Work to be completed: Copy the data precisely, character for character, and leave out every picture.

[Dataset items]
---+---
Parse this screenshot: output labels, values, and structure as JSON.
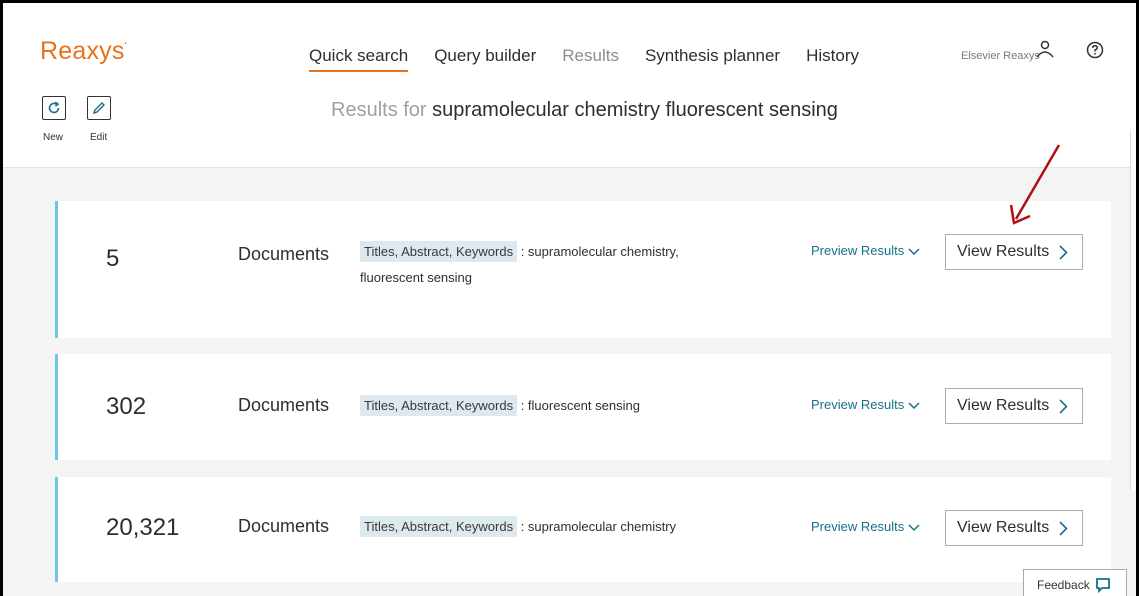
{
  "app": {
    "logo": "Reaxys",
    "logo_mark": "'"
  },
  "nav": {
    "items": [
      {
        "label": "Quick search",
        "state": "active"
      },
      {
        "label": "Query builder",
        "state": "normal"
      },
      {
        "label": "Results",
        "state": "dim"
      },
      {
        "label": "Synthesis planner",
        "state": "normal"
      },
      {
        "label": "History",
        "state": "normal"
      }
    ]
  },
  "user": {
    "name": "Elsevier Reaxys",
    "icon": "user-icon",
    "help_icon": "help-icon"
  },
  "toolbar": {
    "new_label": "New",
    "edit_label": "Edit",
    "new_icon": "refresh-icon",
    "edit_icon": "pencil-icon"
  },
  "results": {
    "prefix": "Results for",
    "query": "supramolecular chemistry fluorescent sensing"
  },
  "cards": [
    {
      "count": "5",
      "type": "Documents",
      "tag": "Titles, Abstract, Keywords",
      "terms": ": supramolecular chemistry, fluorescent sensing",
      "preview": "Preview Results",
      "view": "View Results"
    },
    {
      "count": "302",
      "type": "Documents",
      "tag": "Titles, Abstract, Keywords",
      "terms": ": fluorescent sensing",
      "preview": "Preview Results",
      "view": "View Results"
    },
    {
      "count": "20,321",
      "type": "Documents",
      "tag": "Titles, Abstract, Keywords",
      "terms": ": supramolecular chemistry",
      "preview": "Preview Results",
      "view": "View Results"
    }
  ],
  "feedback": {
    "label": "Feedback",
    "icon": "speech-bubble-icon"
  },
  "colors": {
    "accent": "#e9711c",
    "link": "#17708c",
    "card_border": "#6ec6e3",
    "annotation_arrow": "#b01010"
  }
}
---+---
Response below:
Parse this screenshot: output labels, values, and structure as JSON.
{
  "app": {
    "logo": "Reaxys",
    "logo_mark": "'"
  },
  "nav": {
    "items": [
      {
        "label": "Quick search",
        "state": "active"
      },
      {
        "label": "Query builder",
        "state": "normal"
      },
      {
        "label": "Results",
        "state": "dim"
      },
      {
        "label": "Synthesis planner",
        "state": "normal"
      },
      {
        "label": "History",
        "state": "normal"
      }
    ]
  },
  "user": {
    "name": "Elsevier Reaxys",
    "icon": "user-icon",
    "help_icon": "help-icon"
  },
  "toolbar": {
    "new_label": "New",
    "edit_label": "Edit",
    "new_icon": "refresh-icon",
    "edit_icon": "pencil-icon"
  },
  "results": {
    "prefix": "Results for",
    "query": "supramolecular chemistry fluorescent sensing"
  },
  "cards": [
    {
      "count": "5",
      "type": "Documents",
      "tag": "Titles, Abstract, Keywords",
      "terms": ": supramolecular chemistry, fluorescent sensing",
      "preview": "Preview Results",
      "view": "View Results"
    },
    {
      "count": "302",
      "type": "Documents",
      "tag": "Titles, Abstract, Keywords",
      "terms": ": fluorescent sensing",
      "preview": "Preview Results",
      "view": "View Results"
    },
    {
      "count": "20,321",
      "type": "Documents",
      "tag": "Titles, Abstract, Keywords",
      "terms": ": supramolecular chemistry",
      "preview": "Preview Results",
      "view": "View Results"
    }
  ],
  "feedback": {
    "label": "Feedback",
    "icon": "speech-bubble-icon"
  },
  "colors": {
    "accent": "#e9711c",
    "link": "#17708c",
    "card_border": "#6ec6e3",
    "annotation_arrow": "#b01010"
  }
}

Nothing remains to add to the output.